(Dataset items)
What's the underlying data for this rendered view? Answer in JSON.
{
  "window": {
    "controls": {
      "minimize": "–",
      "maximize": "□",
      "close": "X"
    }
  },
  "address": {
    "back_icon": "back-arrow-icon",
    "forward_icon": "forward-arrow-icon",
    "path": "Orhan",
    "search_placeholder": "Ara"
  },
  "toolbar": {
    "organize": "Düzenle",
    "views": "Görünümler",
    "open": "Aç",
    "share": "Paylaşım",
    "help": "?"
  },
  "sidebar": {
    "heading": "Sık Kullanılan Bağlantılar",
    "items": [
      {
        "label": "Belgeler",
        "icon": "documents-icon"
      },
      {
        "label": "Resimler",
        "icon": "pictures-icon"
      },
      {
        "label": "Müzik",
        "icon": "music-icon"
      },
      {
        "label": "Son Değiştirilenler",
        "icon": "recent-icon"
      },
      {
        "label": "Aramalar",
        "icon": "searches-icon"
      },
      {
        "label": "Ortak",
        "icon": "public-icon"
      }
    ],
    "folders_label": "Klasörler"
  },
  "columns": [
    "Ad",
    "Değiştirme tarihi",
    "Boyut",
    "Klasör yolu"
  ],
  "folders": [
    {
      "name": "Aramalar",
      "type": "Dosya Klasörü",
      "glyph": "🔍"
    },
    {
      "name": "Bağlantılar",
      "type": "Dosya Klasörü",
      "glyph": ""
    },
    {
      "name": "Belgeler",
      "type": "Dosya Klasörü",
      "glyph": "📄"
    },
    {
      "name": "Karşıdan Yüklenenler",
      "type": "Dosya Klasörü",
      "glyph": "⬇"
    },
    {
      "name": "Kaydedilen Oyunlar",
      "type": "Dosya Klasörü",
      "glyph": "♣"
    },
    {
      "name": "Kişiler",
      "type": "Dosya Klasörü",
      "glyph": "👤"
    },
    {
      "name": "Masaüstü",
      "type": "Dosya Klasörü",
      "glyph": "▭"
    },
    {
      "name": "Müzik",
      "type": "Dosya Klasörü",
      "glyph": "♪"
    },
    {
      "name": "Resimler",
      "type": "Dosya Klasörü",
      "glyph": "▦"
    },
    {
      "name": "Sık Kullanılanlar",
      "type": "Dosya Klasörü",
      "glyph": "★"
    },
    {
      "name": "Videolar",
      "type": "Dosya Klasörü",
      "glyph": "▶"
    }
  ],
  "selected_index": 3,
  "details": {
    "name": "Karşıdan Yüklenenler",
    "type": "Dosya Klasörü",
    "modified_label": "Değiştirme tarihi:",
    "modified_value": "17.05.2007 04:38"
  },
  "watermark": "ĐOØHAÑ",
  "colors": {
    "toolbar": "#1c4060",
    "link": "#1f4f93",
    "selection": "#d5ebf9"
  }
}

*SHORT TASK*.
Using the listing above, retype each line exactly.

*ANSWER*.
What's the underlying data for this rendered view? Answer in JSON.
{
  "window": {
    "controls": {
      "minimize": "–",
      "maximize": "□",
      "close": "X"
    }
  },
  "address": {
    "back_icon": "back-arrow-icon",
    "forward_icon": "forward-arrow-icon",
    "path": "Orhan",
    "search_placeholder": "Ara"
  },
  "toolbar": {
    "organize": "Düzenle",
    "views": "Görünümler",
    "open": "Aç",
    "share": "Paylaşım",
    "help": "?"
  },
  "sidebar": {
    "heading": "Sık Kullanılan Bağlantılar",
    "items": [
      {
        "label": "Belgeler",
        "icon": "documents-icon"
      },
      {
        "label": "Resimler",
        "icon": "pictures-icon"
      },
      {
        "label": "Müzik",
        "icon": "music-icon"
      },
      {
        "label": "Son Değiştirilenler",
        "icon": "recent-icon"
      },
      {
        "label": "Aramalar",
        "icon": "searches-icon"
      },
      {
        "label": "Ortak",
        "icon": "public-icon"
      }
    ],
    "folders_label": "Klasörler"
  },
  "columns": [
    "Ad",
    "Değiştirme tarihi",
    "Boyut",
    "Klasör yolu"
  ],
  "folders": [
    {
      "name": "Aramalar",
      "type": "Dosya Klasörü",
      "glyph": "🔍"
    },
    {
      "name": "Bağlantılar",
      "type": "Dosya Klasörü",
      "glyph": ""
    },
    {
      "name": "Belgeler",
      "type": "Dosya Klasörü",
      "glyph": "📄"
    },
    {
      "name": "Karşıdan Yüklenenler",
      "type": "Dosya Klasörü",
      "glyph": "⬇"
    },
    {
      "name": "Kaydedilen Oyunlar",
      "type": "Dosya Klasörü",
      "glyph": "♣"
    },
    {
      "name": "Kişiler",
      "type": "Dosya Klasörü",
      "glyph": "👤"
    },
    {
      "name": "Masaüstü",
      "type": "Dosya Klasörü",
      "glyph": "▭"
    },
    {
      "name": "Müzik",
      "type": "Dosya Klasörü",
      "glyph": "♪"
    },
    {
      "name": "Resimler",
      "type": "Dosya Klasörü",
      "glyph": "▦"
    },
    {
      "name": "Sık Kullanılanlar",
      "type": "Dosya Klasörü",
      "glyph": "★"
    },
    {
      "name": "Videolar",
      "type": "Dosya Klasörü",
      "glyph": "▶"
    }
  ],
  "selected_index": 3,
  "details": {
    "name": "Karşıdan Yüklenenler",
    "type": "Dosya Klasörü",
    "modified_label": "Değiştirme tarihi:",
    "modified_value": "17.05.2007 04:38"
  },
  "watermark": "ĐOØHAÑ",
  "colors": {
    "toolbar": "#1c4060",
    "link": "#1f4f93",
    "selection": "#d5ebf9"
  }
}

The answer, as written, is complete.